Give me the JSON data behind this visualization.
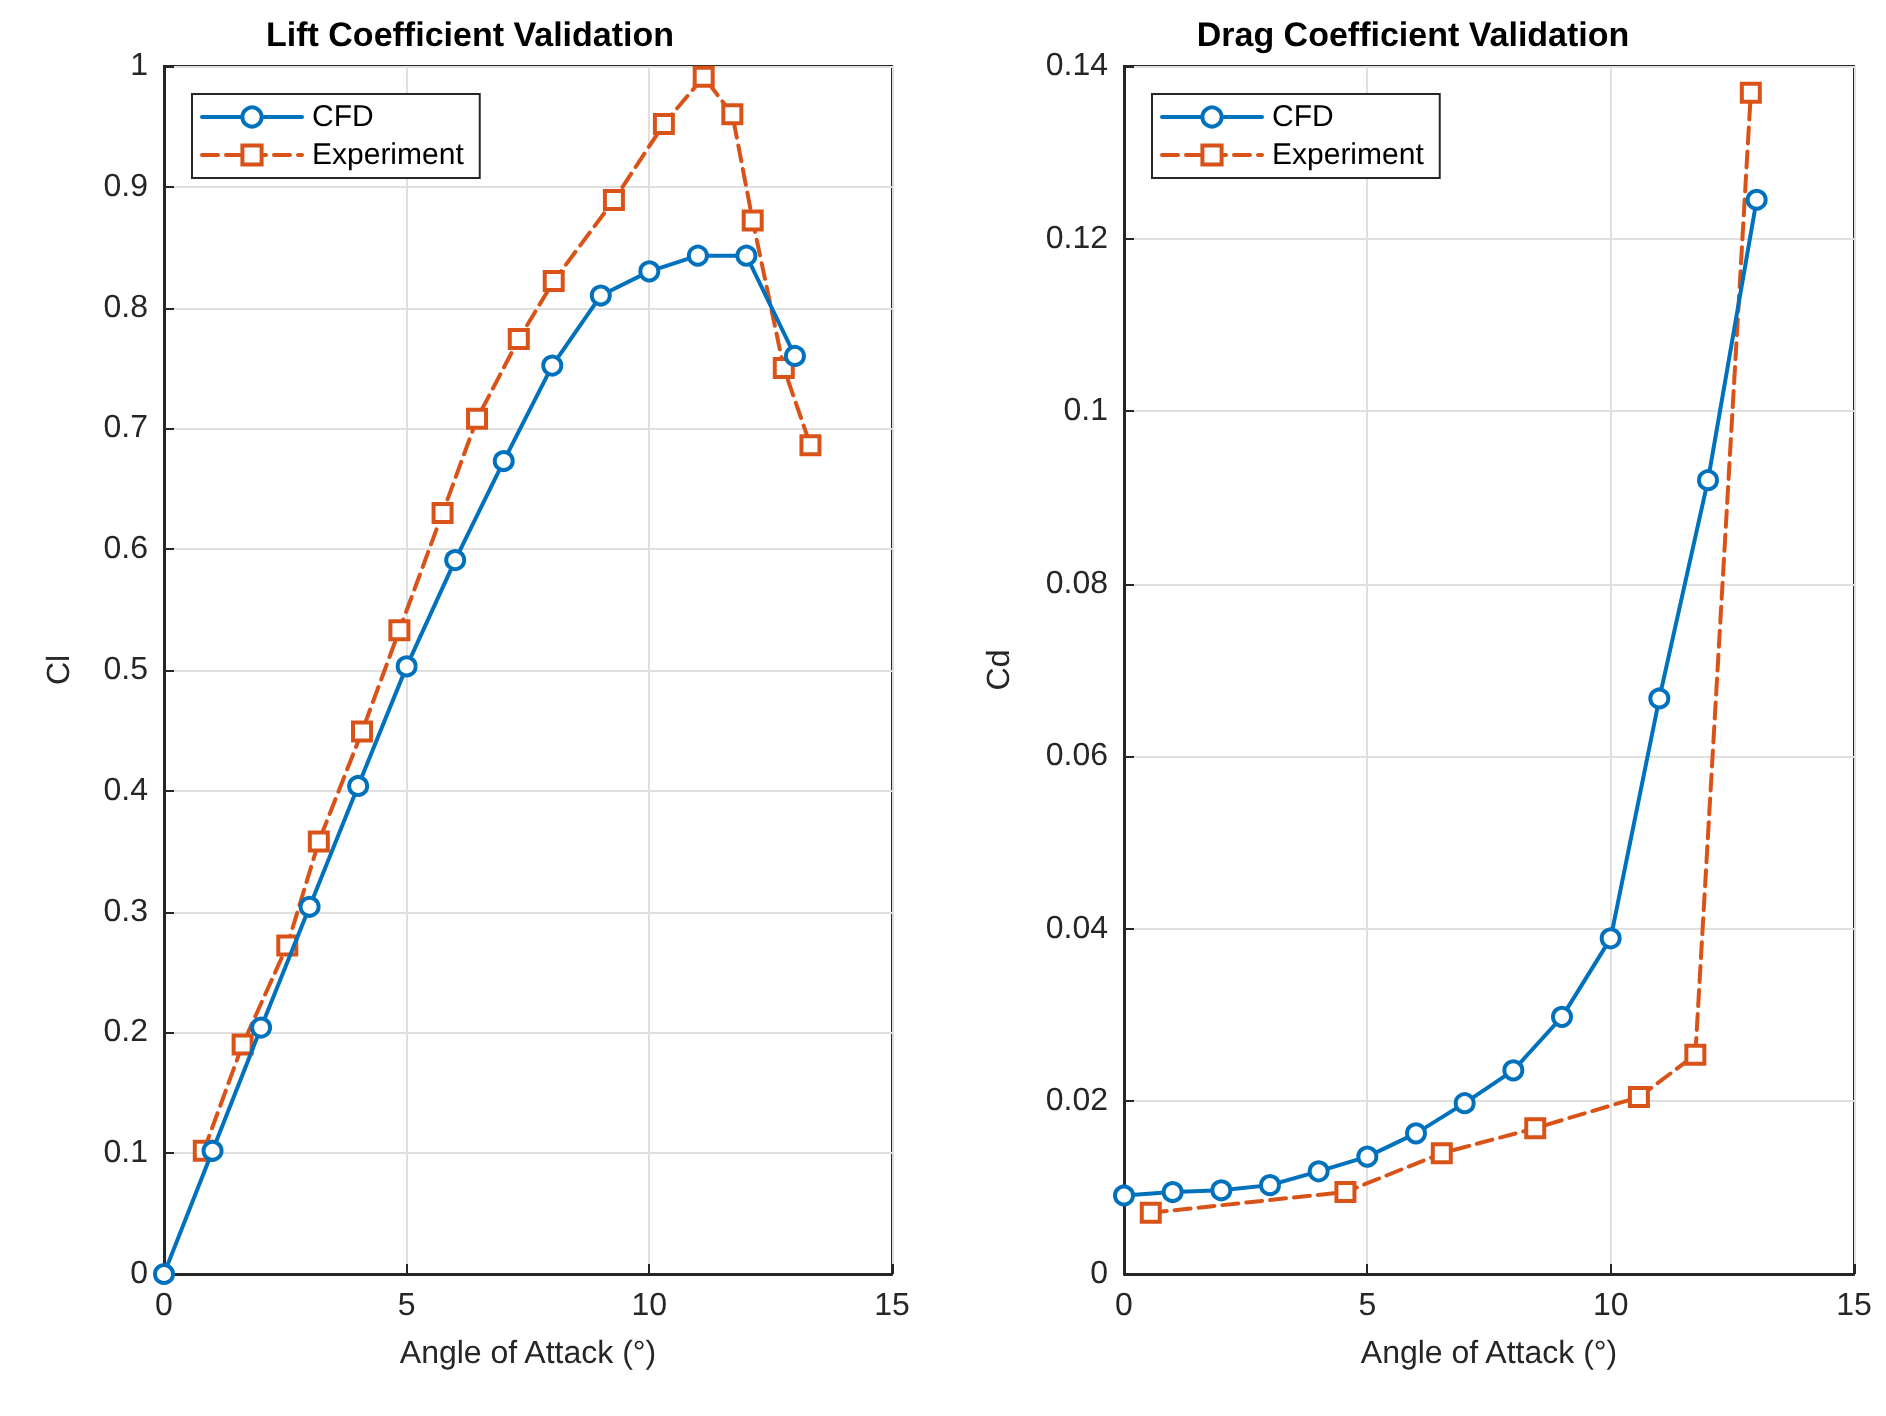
{
  "chart_data": [
    {
      "type": "line",
      "title": "Lift Coefficient Validation",
      "xlabel": "Angle of Attack (°)",
      "ylabel": "Cl",
      "xlim": [
        0,
        15
      ],
      "xticks": [
        0,
        5,
        10,
        15
      ],
      "ylim": [
        0,
        1
      ],
      "yticks": [
        0,
        0.1,
        0.2,
        0.3,
        0.4,
        0.5,
        0.6,
        0.7,
        0.8,
        0.9,
        1
      ],
      "grid": true,
      "legend": "top left",
      "series": [
        {
          "name": "CFD",
          "color": "#0072bd",
          "marker": "circle",
          "line_style": "solid",
          "x": [
            0,
            1,
            2,
            3,
            4,
            5,
            6,
            7,
            8,
            9,
            10,
            11,
            12,
            13
          ],
          "values": [
            0,
            0.102,
            0.204,
            0.304,
            0.404,
            0.503,
            0.591,
            0.673,
            0.752,
            0.81,
            0.83,
            0.843,
            0.843,
            0.76
          ]
        },
        {
          "name": "Experiment",
          "color": "#d95319",
          "marker": "square",
          "line_style": "dashed",
          "x": [
            0.82,
            1.62,
            2.54,
            3.19,
            4.08,
            4.85,
            5.74,
            6.45,
            7.31,
            8.03,
            9.27,
            10.3,
            11.12,
            11.71,
            12.13,
            12.77,
            13.32
          ],
          "values": [
            0.102,
            0.19,
            0.272,
            0.358,
            0.449,
            0.533,
            0.63,
            0.708,
            0.774,
            0.822,
            0.889,
            0.952,
            0.991,
            0.96,
            0.872,
            0.75,
            0.686
          ]
        }
      ]
    },
    {
      "type": "line",
      "title": "Drag Coefficient Validation",
      "xlabel": "Angle of Attack (°)",
      "ylabel": "Cd",
      "xlim": [
        0,
        15
      ],
      "xticks": [
        0,
        5,
        10,
        15
      ],
      "ylim": [
        0,
        0.14
      ],
      "yticks": [
        0,
        0.02,
        0.04,
        0.06,
        0.08,
        0.1,
        0.12,
        0.14
      ],
      "grid": true,
      "legend": "top left",
      "series": [
        {
          "name": "CFD",
          "color": "#0072bd",
          "marker": "circle",
          "line_style": "solid",
          "x": [
            0,
            1,
            2,
            3,
            4,
            5,
            6,
            7,
            8,
            9,
            10,
            11,
            12,
            13
          ],
          "values": [
            0.0091,
            0.0095,
            0.0097,
            0.0103,
            0.0119,
            0.0136,
            0.0163,
            0.0198,
            0.0236,
            0.0298,
            0.0389,
            0.0667,
            0.092,
            0.1245
          ]
        },
        {
          "name": "Experiment",
          "color": "#d95319",
          "marker": "square",
          "line_style": "dashed",
          "x": [
            0.55,
            4.55,
            6.53,
            8.45,
            10.58,
            11.74,
            12.88
          ],
          "values": [
            0.0071,
            0.0095,
            0.014,
            0.0169,
            0.0205,
            0.0254,
            0.1369
          ]
        }
      ]
    }
  ]
}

YOUR OBJECTIVE:
Each record above should come back exactly the same, only without its pictures.

FINISHED EXERCISE:
Give me the JSON data behind this visualization.
{
  "chart_data": [
    {
      "type": "line",
      "title": "Lift Coefficient Validation",
      "xlabel": "Angle of Attack (°)",
      "ylabel": "Cl",
      "xlim": [
        0,
        15
      ],
      "xticks": [
        0,
        5,
        10,
        15
      ],
      "ylim": [
        0,
        1
      ],
      "yticks": [
        0,
        0.1,
        0.2,
        0.3,
        0.4,
        0.5,
        0.6,
        0.7,
        0.8,
        0.9,
        1
      ],
      "grid": true,
      "legend": "top left",
      "series": [
        {
          "name": "CFD",
          "color": "#0072bd",
          "marker": "circle",
          "line_style": "solid",
          "x": [
            0,
            1,
            2,
            3,
            4,
            5,
            6,
            7,
            8,
            9,
            10,
            11,
            12,
            13
          ],
          "values": [
            0,
            0.102,
            0.204,
            0.304,
            0.404,
            0.503,
            0.591,
            0.673,
            0.752,
            0.81,
            0.83,
            0.843,
            0.843,
            0.76
          ]
        },
        {
          "name": "Experiment",
          "color": "#d95319",
          "marker": "square",
          "line_style": "dashed",
          "x": [
            0.82,
            1.62,
            2.54,
            3.19,
            4.08,
            4.85,
            5.74,
            6.45,
            7.31,
            8.03,
            9.27,
            10.3,
            11.12,
            11.71,
            12.13,
            12.77,
            13.32
          ],
          "values": [
            0.102,
            0.19,
            0.272,
            0.358,
            0.449,
            0.533,
            0.63,
            0.708,
            0.774,
            0.822,
            0.889,
            0.952,
            0.991,
            0.96,
            0.872,
            0.75,
            0.686
          ]
        }
      ]
    },
    {
      "type": "line",
      "title": "Drag Coefficient Validation",
      "xlabel": "Angle of Attack (°)",
      "ylabel": "Cd",
      "xlim": [
        0,
        15
      ],
      "xticks": [
        0,
        5,
        10,
        15
      ],
      "ylim": [
        0,
        0.14
      ],
      "yticks": [
        0,
        0.02,
        0.04,
        0.06,
        0.08,
        0.1,
        0.12,
        0.14
      ],
      "grid": true,
      "legend": "top left",
      "series": [
        {
          "name": "CFD",
          "color": "#0072bd",
          "marker": "circle",
          "line_style": "solid",
          "x": [
            0,
            1,
            2,
            3,
            4,
            5,
            6,
            7,
            8,
            9,
            10,
            11,
            12,
            13
          ],
          "values": [
            0.0091,
            0.0095,
            0.0097,
            0.0103,
            0.0119,
            0.0136,
            0.0163,
            0.0198,
            0.0236,
            0.0298,
            0.0389,
            0.0667,
            0.092,
            0.1245
          ]
        },
        {
          "name": "Experiment",
          "color": "#d95319",
          "marker": "square",
          "line_style": "dashed",
          "x": [
            0.55,
            4.55,
            6.53,
            8.45,
            10.58,
            11.74,
            12.88
          ],
          "values": [
            0.0071,
            0.0095,
            0.014,
            0.0169,
            0.0205,
            0.0254,
            0.1369
          ]
        }
      ]
    }
  ]
}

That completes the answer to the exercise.